**AIM OF THE EXERCISE:** In your copy, leave out the pictures and repeat the entries below exactly.

**ENTRIES SHOWN:**
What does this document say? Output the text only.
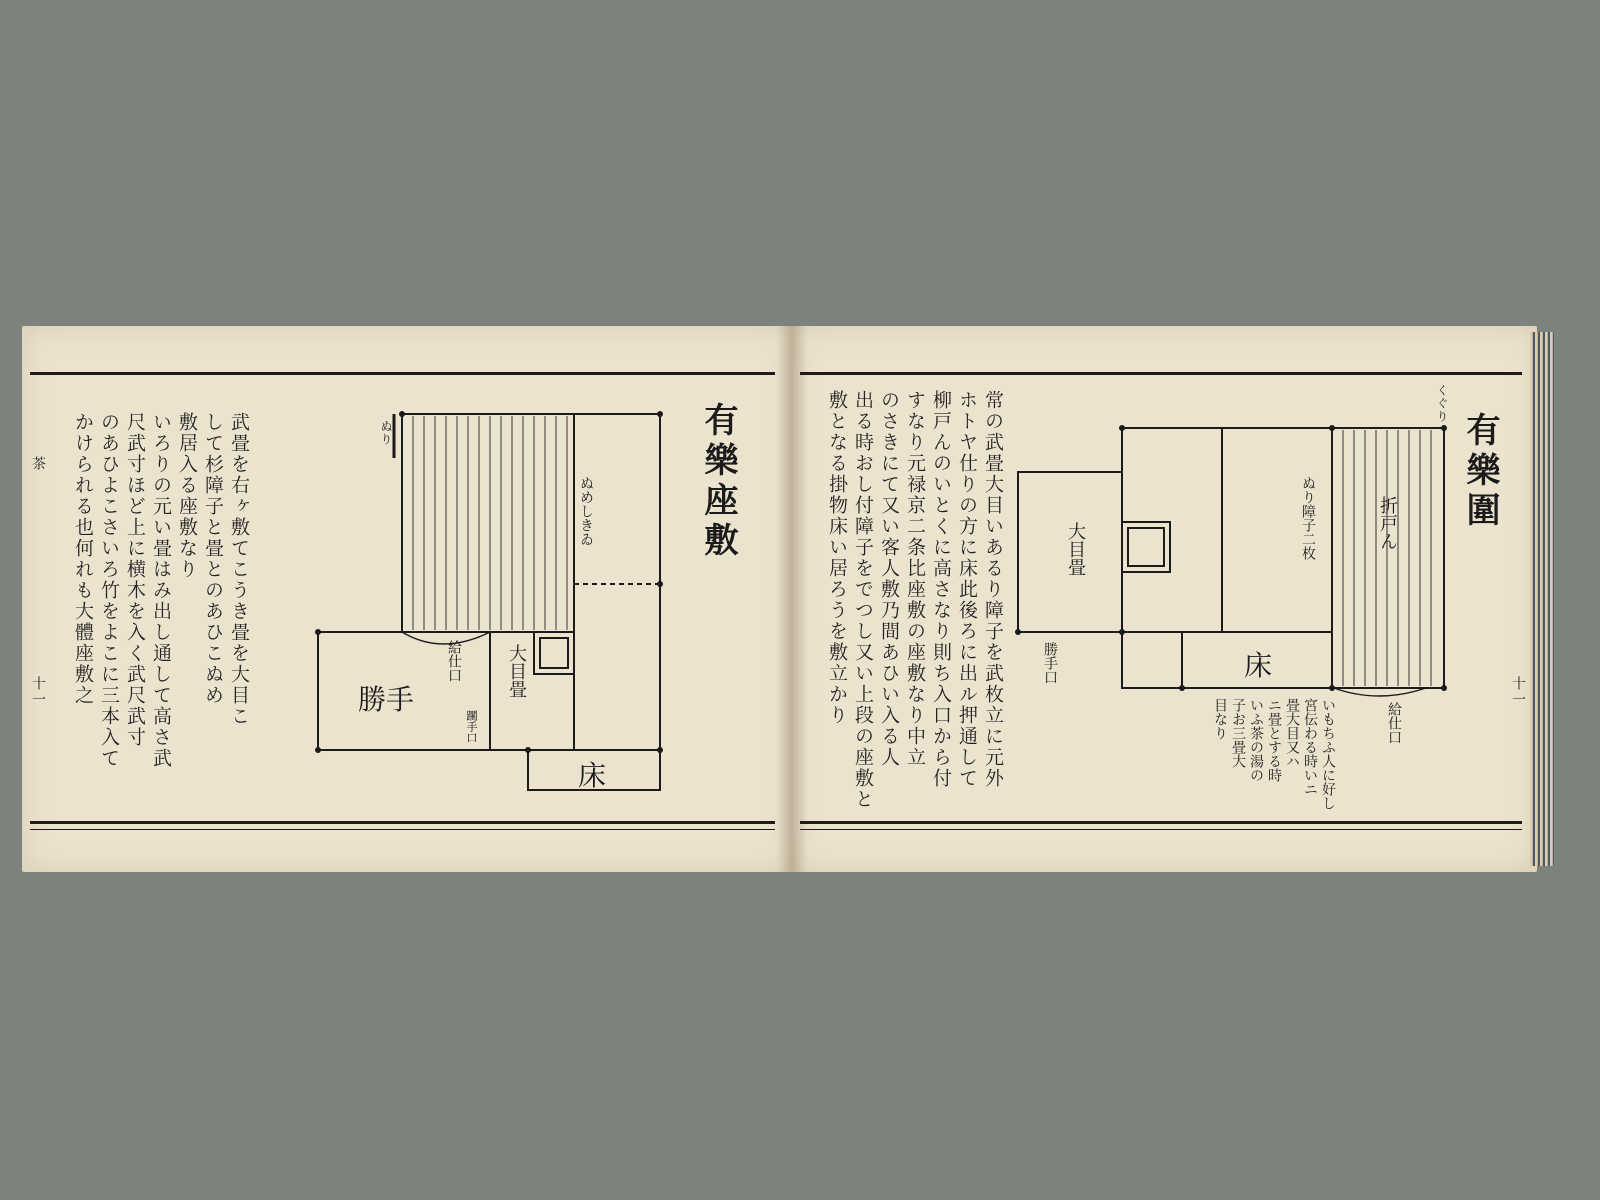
茶
十一
有樂座敷
武畳を右ヶ敷てこうき畳を大目こ
して杉障子と畳とのあひこぬめ
敷居入る座敷なり
いろりの元い畳はみ出し通して高さ武
尺武寸ほど上に横木を入く武尺武寸
のあひよこさいろ竹をよこに三本入て
かけられる也何れも大體座敷之	勝手
床
大目畳
給仕口
躙手口
ぬり
ぬめしきゐ	有樂圍
十一
常の武畳大目いあるり障子を武枚立に元外
ホトヤ仕りの方に床此後ろに出ル押通して
柳戸んのいとくに高さなり則ち入口から付
すなり元禄京二条比座敷の座敷なり中立
のさきにて又い客人敷乃間あひい入る人
出る時おし付障子をでつし又い上段の座敷と
敷となる掛物床い居ろうを敷立かり	大目畳
床
勝手口
給仕口
ぬり障子二枚	折戸ん
くぐり
いもちふ人に好し
宮伝わる時いニ
畳大目又ハ
ニ畳とする時
いふ茶の湯の
子お三畳大
目なり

**FULL RESPONSE:**
What does this document say? Output the text only.
茶
十一
有樂座敷
武畳を右ヶ敷てこうき畳を大目こ
して杉障子と畳とのあひこぬめ
敷居入る座敷なり
いろりの元い畳はみ出し通して高さ武
尺武寸ほど上に横木を入く武尺武寸
のあひよこさいろ竹をよこに三本入て
かけられる也何れも大體座敷之	勝手
床
大目畳
給仕口
躙手口
ぬり
ぬめしきゐ	有樂圍
十一
常の武畳大目いあるり障子を武枚立に元外
ホトヤ仕りの方に床此後ろに出ル押通して
柳戸んのいとくに高さなり則ち入口から付
すなり元禄京二条比座敷の座敷なり中立
のさきにて又い客人敷乃間あひい入る人
出る時おし付障子をでつし又い上段の座敷と
敷となる掛物床い居ろうを敷立かり	大目畳
床
勝手口
給仕口
ぬり障子二枚	折戸ん
くぐり
いもちふ人に好し
宮伝わる時いニ
畳大目又ハ
ニ畳とする時
いふ茶の湯の
子お三畳大
目なり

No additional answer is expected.